* Work to be completed
Each record below should be output verbatim, without pictures.

** BEGIN Listing **

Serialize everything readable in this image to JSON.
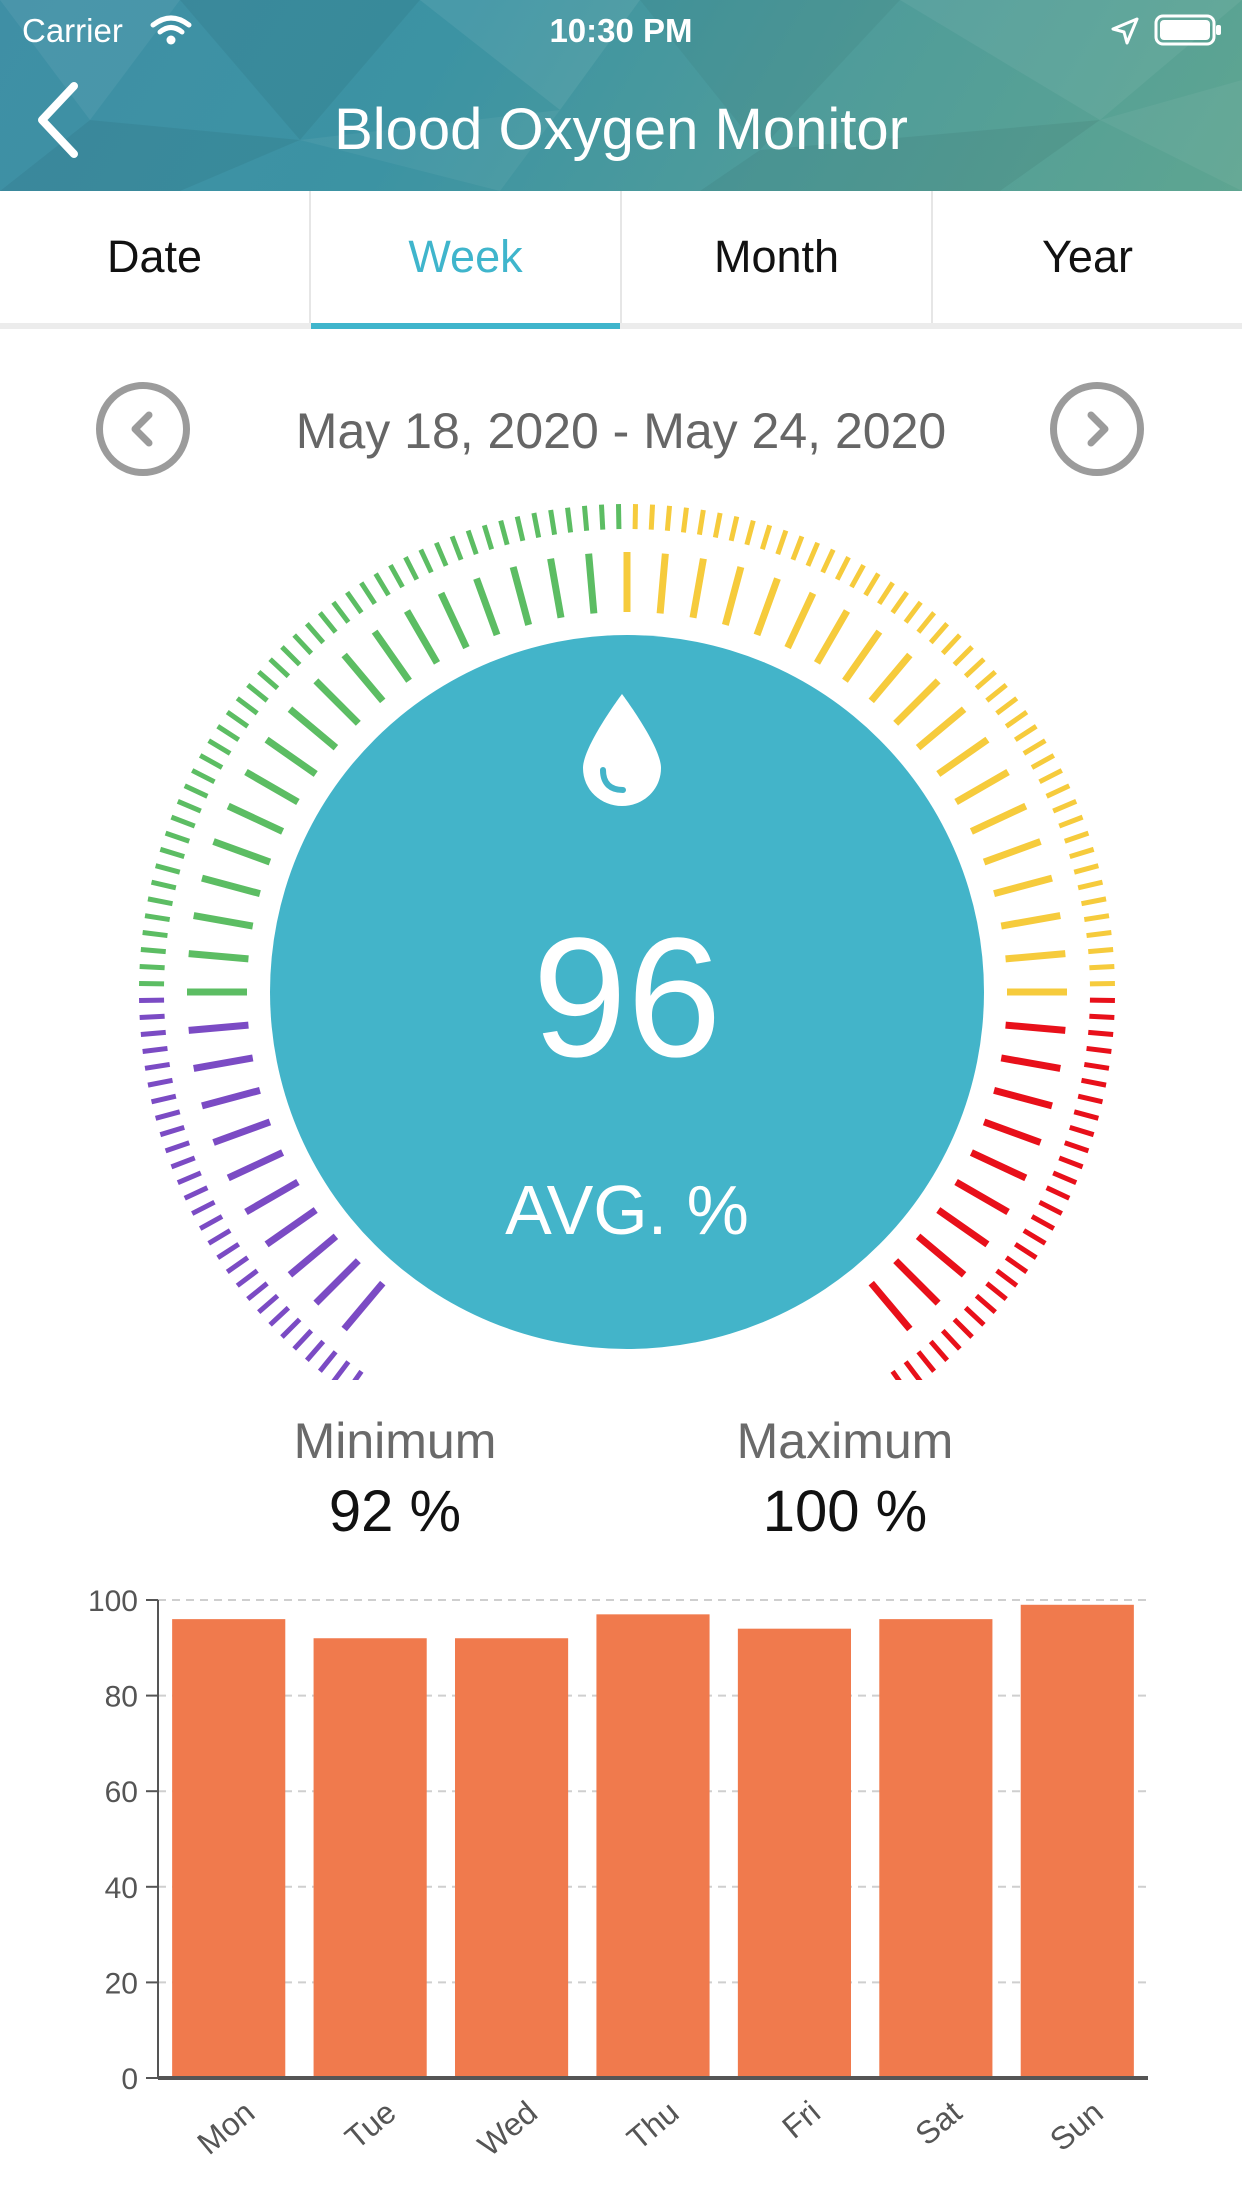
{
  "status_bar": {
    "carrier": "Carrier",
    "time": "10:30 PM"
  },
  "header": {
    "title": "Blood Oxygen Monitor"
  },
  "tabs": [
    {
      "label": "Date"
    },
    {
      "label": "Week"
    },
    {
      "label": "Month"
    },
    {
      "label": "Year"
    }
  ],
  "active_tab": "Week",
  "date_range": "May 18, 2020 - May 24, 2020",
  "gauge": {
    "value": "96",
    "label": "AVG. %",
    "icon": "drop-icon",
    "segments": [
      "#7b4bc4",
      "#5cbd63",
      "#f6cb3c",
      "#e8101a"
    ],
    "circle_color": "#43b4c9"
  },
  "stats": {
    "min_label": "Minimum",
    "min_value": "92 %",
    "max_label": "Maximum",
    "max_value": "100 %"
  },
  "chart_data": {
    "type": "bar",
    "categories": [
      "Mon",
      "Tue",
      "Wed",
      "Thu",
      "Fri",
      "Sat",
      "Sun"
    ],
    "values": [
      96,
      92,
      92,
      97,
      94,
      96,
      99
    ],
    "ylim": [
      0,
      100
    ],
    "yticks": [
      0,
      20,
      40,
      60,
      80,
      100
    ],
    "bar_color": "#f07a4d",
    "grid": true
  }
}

** END Listing **

* Expected answer
Serialize everything readable in this image to JSON.
{
  "status_bar": {
    "carrier": "Carrier",
    "time": "10:30 PM"
  },
  "header": {
    "title": "Blood Oxygen Monitor"
  },
  "tabs": [
    {
      "label": "Date"
    },
    {
      "label": "Week"
    },
    {
      "label": "Month"
    },
    {
      "label": "Year"
    }
  ],
  "active_tab": "Week",
  "date_range": "May 18, 2020 - May 24, 2020",
  "gauge": {
    "value": "96",
    "label": "AVG. %",
    "icon": "drop-icon",
    "segments": [
      "#7b4bc4",
      "#5cbd63",
      "#f6cb3c",
      "#e8101a"
    ],
    "circle_color": "#43b4c9"
  },
  "stats": {
    "min_label": "Minimum",
    "min_value": "92 %",
    "max_label": "Maximum",
    "max_value": "100 %"
  },
  "chart_data": {
    "type": "bar",
    "categories": [
      "Mon",
      "Tue",
      "Wed",
      "Thu",
      "Fri",
      "Sat",
      "Sun"
    ],
    "values": [
      96,
      92,
      92,
      97,
      94,
      96,
      99
    ],
    "ylim": [
      0,
      100
    ],
    "yticks": [
      0,
      20,
      40,
      60,
      80,
      100
    ],
    "bar_color": "#f07a4d",
    "grid": true
  }
}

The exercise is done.